* [Prompt] Please give the listing again in its entirety, exactly as written.

* [Data for this task]
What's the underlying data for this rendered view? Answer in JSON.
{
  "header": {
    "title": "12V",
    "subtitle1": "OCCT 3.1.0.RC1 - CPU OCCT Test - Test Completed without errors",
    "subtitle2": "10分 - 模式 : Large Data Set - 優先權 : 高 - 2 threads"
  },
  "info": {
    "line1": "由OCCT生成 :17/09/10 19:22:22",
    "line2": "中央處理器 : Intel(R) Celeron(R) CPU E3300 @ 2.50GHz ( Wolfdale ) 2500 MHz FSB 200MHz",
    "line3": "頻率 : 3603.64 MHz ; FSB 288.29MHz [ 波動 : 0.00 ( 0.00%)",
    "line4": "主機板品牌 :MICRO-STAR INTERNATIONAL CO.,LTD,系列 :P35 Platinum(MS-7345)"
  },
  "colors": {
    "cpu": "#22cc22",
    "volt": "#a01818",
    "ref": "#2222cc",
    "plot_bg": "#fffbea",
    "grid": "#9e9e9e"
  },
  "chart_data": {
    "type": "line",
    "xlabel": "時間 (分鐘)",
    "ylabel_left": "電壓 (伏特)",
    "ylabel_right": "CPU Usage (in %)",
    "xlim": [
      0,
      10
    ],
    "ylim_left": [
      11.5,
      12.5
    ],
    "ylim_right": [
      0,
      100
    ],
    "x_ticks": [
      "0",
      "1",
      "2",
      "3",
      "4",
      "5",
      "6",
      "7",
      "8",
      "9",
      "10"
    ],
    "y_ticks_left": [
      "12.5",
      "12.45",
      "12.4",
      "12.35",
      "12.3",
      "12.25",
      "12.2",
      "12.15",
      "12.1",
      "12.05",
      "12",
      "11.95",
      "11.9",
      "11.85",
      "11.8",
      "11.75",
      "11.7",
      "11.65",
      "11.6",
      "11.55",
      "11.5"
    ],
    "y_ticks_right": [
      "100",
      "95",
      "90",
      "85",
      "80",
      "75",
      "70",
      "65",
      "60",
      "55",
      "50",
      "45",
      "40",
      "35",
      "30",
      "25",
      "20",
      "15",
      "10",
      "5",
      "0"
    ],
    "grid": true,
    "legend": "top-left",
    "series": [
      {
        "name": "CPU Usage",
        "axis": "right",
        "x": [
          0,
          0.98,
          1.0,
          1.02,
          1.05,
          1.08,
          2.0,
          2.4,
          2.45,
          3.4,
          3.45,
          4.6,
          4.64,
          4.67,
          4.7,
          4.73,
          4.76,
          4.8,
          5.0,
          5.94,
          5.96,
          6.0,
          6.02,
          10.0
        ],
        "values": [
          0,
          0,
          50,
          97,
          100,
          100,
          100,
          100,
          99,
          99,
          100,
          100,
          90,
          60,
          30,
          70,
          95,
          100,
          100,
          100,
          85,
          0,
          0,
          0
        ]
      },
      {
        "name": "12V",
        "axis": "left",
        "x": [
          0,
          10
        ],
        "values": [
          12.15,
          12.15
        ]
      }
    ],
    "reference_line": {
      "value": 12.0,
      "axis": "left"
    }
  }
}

* [Correct response]
What's the underlying data for this rendered view? Answer in JSON.
{
  "header": {
    "title": "12V",
    "subtitle1": "OCCT 3.1.0.RC1 - CPU OCCT Test - Test Completed without errors",
    "subtitle2": "10分 - 模式 : Large Data Set - 優先權 : 高 - 2 threads"
  },
  "info": {
    "line1": "由OCCT生成 :17/09/10 19:22:22",
    "line2": "中央處理器 : Intel(R) Celeron(R) CPU E3300 @ 2.50GHz ( Wolfdale ) 2500 MHz FSB 200MHz",
    "line3": "頻率 : 3603.64 MHz ; FSB 288.29MHz [ 波動 : 0.00 ( 0.00%)",
    "line4": "主機板品牌 :MICRO-STAR INTERNATIONAL CO.,LTD,系列 :P35 Platinum(MS-7345)"
  },
  "colors": {
    "cpu": "#22cc22",
    "volt": "#a01818",
    "ref": "#2222cc",
    "plot_bg": "#fffbea",
    "grid": "#9e9e9e"
  },
  "chart_data": {
    "type": "line",
    "xlabel": "時間 (分鐘)",
    "ylabel_left": "電壓 (伏特)",
    "ylabel_right": "CPU Usage (in %)",
    "xlim": [
      0,
      10
    ],
    "ylim_left": [
      11.5,
      12.5
    ],
    "ylim_right": [
      0,
      100
    ],
    "x_ticks": [
      "0",
      "1",
      "2",
      "3",
      "4",
      "5",
      "6",
      "7",
      "8",
      "9",
      "10"
    ],
    "y_ticks_left": [
      "12.5",
      "12.45",
      "12.4",
      "12.35",
      "12.3",
      "12.25",
      "12.2",
      "12.15",
      "12.1",
      "12.05",
      "12",
      "11.95",
      "11.9",
      "11.85",
      "11.8",
      "11.75",
      "11.7",
      "11.65",
      "11.6",
      "11.55",
      "11.5"
    ],
    "y_ticks_right": [
      "100",
      "95",
      "90",
      "85",
      "80",
      "75",
      "70",
      "65",
      "60",
      "55",
      "50",
      "45",
      "40",
      "35",
      "30",
      "25",
      "20",
      "15",
      "10",
      "5",
      "0"
    ],
    "grid": true,
    "legend": "top-left",
    "series": [
      {
        "name": "CPU Usage",
        "axis": "right",
        "x": [
          0,
          0.98,
          1.0,
          1.02,
          1.05,
          1.08,
          2.0,
          2.4,
          2.45,
          3.4,
          3.45,
          4.6,
          4.64,
          4.67,
          4.7,
          4.73,
          4.76,
          4.8,
          5.0,
          5.94,
          5.96,
          6.0,
          6.02,
          10.0
        ],
        "values": [
          0,
          0,
          50,
          97,
          100,
          100,
          100,
          100,
          99,
          99,
          100,
          100,
          90,
          60,
          30,
          70,
          95,
          100,
          100,
          100,
          85,
          0,
          0,
          0
        ]
      },
      {
        "name": "12V",
        "axis": "left",
        "x": [
          0,
          10
        ],
        "values": [
          12.15,
          12.15
        ]
      }
    ],
    "reference_line": {
      "value": 12.0,
      "axis": "left"
    }
  }
}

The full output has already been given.